EXERCISE BRIEF —
Extract the lines from the start of the records through the line containing "recents-square-icon[interactable] [808,2184,868,2244]", both included, and reproduce them verbatim.

DATA PROVIDED —
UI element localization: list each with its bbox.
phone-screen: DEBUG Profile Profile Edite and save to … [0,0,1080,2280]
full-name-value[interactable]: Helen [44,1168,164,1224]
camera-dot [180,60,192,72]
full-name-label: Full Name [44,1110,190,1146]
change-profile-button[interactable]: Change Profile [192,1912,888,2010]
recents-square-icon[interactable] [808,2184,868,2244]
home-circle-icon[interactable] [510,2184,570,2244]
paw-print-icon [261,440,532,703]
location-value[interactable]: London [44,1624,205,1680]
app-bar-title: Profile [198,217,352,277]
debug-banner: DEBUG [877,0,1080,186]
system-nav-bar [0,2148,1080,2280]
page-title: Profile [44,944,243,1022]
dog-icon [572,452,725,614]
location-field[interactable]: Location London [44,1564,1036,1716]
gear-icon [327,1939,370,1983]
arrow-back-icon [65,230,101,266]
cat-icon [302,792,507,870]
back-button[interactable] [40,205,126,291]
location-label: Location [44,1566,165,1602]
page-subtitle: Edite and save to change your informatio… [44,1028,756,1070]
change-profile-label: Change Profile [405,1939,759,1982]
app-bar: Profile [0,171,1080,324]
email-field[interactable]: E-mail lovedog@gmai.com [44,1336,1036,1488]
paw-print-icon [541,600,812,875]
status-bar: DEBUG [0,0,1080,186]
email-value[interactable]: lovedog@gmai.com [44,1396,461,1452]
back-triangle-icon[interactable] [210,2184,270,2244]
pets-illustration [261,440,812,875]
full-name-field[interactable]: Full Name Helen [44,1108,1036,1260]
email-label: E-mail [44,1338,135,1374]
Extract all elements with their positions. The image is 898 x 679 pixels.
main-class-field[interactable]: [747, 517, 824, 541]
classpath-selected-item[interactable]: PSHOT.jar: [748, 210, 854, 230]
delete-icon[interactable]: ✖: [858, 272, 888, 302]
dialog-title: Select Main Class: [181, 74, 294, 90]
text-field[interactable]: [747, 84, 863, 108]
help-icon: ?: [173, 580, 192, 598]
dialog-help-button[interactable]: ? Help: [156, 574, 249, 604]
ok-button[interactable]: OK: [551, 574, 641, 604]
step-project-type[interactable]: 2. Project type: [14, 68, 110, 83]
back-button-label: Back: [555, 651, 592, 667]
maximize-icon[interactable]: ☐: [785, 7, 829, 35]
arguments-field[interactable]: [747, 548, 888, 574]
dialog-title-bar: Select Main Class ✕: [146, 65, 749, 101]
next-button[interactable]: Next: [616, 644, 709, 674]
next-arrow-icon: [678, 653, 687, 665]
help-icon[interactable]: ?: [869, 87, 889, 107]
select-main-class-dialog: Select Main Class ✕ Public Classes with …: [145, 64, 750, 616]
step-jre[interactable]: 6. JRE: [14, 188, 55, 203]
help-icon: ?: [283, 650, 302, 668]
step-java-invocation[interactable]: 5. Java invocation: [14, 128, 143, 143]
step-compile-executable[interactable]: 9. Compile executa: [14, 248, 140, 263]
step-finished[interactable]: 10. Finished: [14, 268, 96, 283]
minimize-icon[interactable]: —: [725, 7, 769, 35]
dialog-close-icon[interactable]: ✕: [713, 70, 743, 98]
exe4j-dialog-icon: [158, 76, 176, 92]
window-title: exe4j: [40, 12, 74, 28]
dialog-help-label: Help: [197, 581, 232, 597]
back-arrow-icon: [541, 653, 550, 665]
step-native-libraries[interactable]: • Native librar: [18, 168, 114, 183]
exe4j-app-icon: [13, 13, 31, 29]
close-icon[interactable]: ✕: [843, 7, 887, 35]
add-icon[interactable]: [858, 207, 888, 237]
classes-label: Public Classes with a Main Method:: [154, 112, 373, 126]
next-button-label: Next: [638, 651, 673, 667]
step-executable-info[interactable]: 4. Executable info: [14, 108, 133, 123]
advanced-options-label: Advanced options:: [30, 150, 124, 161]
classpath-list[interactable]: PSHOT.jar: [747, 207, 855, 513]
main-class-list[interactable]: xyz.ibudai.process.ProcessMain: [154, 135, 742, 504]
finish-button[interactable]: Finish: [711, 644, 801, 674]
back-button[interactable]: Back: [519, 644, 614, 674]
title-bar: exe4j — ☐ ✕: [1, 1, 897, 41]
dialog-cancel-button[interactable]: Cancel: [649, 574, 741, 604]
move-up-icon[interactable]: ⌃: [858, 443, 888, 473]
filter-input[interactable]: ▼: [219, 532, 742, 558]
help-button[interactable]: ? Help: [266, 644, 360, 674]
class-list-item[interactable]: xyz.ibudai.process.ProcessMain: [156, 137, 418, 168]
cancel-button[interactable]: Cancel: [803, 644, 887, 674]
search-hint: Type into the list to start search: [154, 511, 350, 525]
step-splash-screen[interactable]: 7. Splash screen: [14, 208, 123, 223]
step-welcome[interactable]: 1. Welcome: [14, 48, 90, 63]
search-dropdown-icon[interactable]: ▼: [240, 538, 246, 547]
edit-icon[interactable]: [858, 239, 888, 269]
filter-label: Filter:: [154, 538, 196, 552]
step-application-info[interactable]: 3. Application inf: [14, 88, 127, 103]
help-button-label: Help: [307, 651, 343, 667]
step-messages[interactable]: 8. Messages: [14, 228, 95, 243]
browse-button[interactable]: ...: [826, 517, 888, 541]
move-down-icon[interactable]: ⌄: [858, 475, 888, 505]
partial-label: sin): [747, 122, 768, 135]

ANSWER TO THIS TASK —
UI element localization: list each with its bbox.
phone-screen: DEBUG Profile Profile Edite and save to … [0,0,1080,2280]
full-name-value[interactable]: Helen [44,1168,164,1224]
camera-dot [180,60,192,72]
full-name-label: Full Name [44,1110,190,1146]
change-profile-button[interactable]: Change Profile [192,1912,888,2010]
recents-square-icon[interactable] [808,2184,868,2244]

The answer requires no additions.